_Stated goal:_
Restate the full set of records exactly, without adding or dropping a word.

[Dataset records]
____________________

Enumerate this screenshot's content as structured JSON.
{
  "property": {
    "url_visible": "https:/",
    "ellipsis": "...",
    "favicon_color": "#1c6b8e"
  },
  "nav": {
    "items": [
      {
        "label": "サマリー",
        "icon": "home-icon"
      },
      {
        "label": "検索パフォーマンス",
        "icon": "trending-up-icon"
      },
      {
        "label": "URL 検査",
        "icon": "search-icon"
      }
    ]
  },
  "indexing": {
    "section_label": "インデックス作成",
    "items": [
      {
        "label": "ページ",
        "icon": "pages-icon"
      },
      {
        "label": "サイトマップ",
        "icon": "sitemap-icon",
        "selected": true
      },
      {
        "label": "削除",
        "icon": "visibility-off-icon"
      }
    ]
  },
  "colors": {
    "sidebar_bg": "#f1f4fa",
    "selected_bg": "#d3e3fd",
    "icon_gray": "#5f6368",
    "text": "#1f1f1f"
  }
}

____________________

_Answer to the task:_
Enumerate this screenshot's content as structured JSON.
{
  "property": {
    "url_visible": "https:/",
    "ellipsis": "...",
    "favicon_color": "#1c6b8e"
  },
  "nav": {
    "items": [
      {
        "label": "サマリー",
        "icon": "home-icon"
      },
      {
        "label": "検索パフォーマンス",
        "icon": "trending-up-icon"
      },
      {
        "label": "URL 検査",
        "icon": "search-icon"
      }
    ]
  },
  "indexing": {
    "section_label": "インデックス作成",
    "items": [
      {
        "label": "ページ",
        "icon": "pages-icon"
      },
      {
        "label": "サイトマップ",
        "icon": "sitemap-icon",
        "selected": true
      },
      {
        "label": "削除",
        "icon": "visibility-off-icon"
      }
    ]
  },
  "colors": {
    "sidebar_bg": "#f1f4fa",
    "selected_bg": "#d3e3fd",
    "icon_gray": "#5f6368",
    "text": "#1f1f1f"
  }
}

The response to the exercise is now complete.